The records underneath are to be repeated exactly, with the pictures left out.

>> START Source material

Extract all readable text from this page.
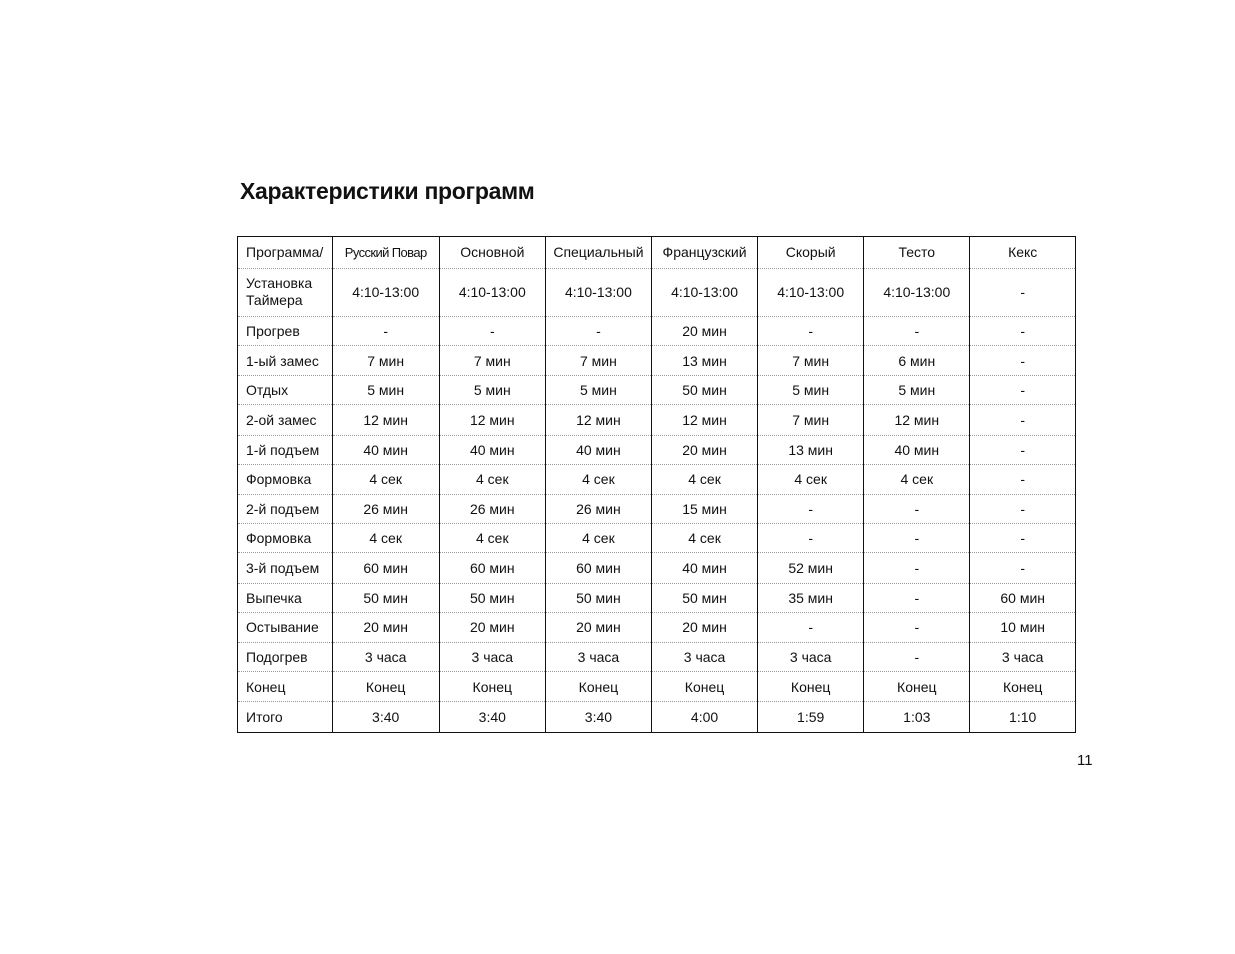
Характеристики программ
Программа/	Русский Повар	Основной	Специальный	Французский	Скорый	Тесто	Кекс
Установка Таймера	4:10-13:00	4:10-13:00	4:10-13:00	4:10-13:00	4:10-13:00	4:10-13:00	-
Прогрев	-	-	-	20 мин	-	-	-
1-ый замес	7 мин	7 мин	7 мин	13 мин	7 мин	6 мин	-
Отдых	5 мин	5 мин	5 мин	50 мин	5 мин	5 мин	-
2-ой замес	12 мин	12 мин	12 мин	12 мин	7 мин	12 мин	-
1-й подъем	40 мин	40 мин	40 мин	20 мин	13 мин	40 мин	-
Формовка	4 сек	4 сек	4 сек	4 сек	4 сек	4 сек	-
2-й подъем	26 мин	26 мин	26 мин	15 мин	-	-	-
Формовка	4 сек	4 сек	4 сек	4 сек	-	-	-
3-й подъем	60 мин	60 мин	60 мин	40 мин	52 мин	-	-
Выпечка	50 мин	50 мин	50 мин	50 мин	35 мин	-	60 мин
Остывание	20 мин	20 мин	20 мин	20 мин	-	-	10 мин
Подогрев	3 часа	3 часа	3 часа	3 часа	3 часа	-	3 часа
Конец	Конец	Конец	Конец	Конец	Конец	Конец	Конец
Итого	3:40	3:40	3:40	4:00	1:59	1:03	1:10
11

>> END Source material

» Completed task:
Extract all readable text from this page.
Характеристики программ
Программа/	Русский Повар	Основной	Специальный	Французский	Скорый	Тесто	Кекс
Установка Таймера	4:10-13:00	4:10-13:00	4:10-13:00	4:10-13:00	4:10-13:00	4:10-13:00	-
Прогрев	-	-	-	20 мин	-	-	-
1-ый замес	7 мин	7 мин	7 мин	13 мин	7 мин	6 мин	-
Отдых	5 мин	5 мин	5 мин	50 мин	5 мин	5 мин	-
2-ой замес	12 мин	12 мин	12 мин	12 мин	7 мин	12 мин	-
1-й подъем	40 мин	40 мин	40 мин	20 мин	13 мин	40 мин	-
Формовка	4 сек	4 сек	4 сек	4 сек	4 сек	4 сек	-
2-й подъем	26 мин	26 мин	26 мин	15 мин	-	-	-
Формовка	4 сек	4 сек	4 сек	4 сек	-	-	-
3-й подъем	60 мин	60 мин	60 мин	40 мин	52 мин	-	-
Выпечка	50 мин	50 мин	50 мин	50 мин	35 мин	-	60 мин
Остывание	20 мин	20 мин	20 мин	20 мин	-	-	10 мин
Подогрев	3 часа	3 часа	3 часа	3 часа	3 часа	-	3 часа
Конец	Конец	Конец	Конец	Конец	Конец	Конец	Конец
Итого	3:40	3:40	3:40	4:00	1:59	1:03	1:10
11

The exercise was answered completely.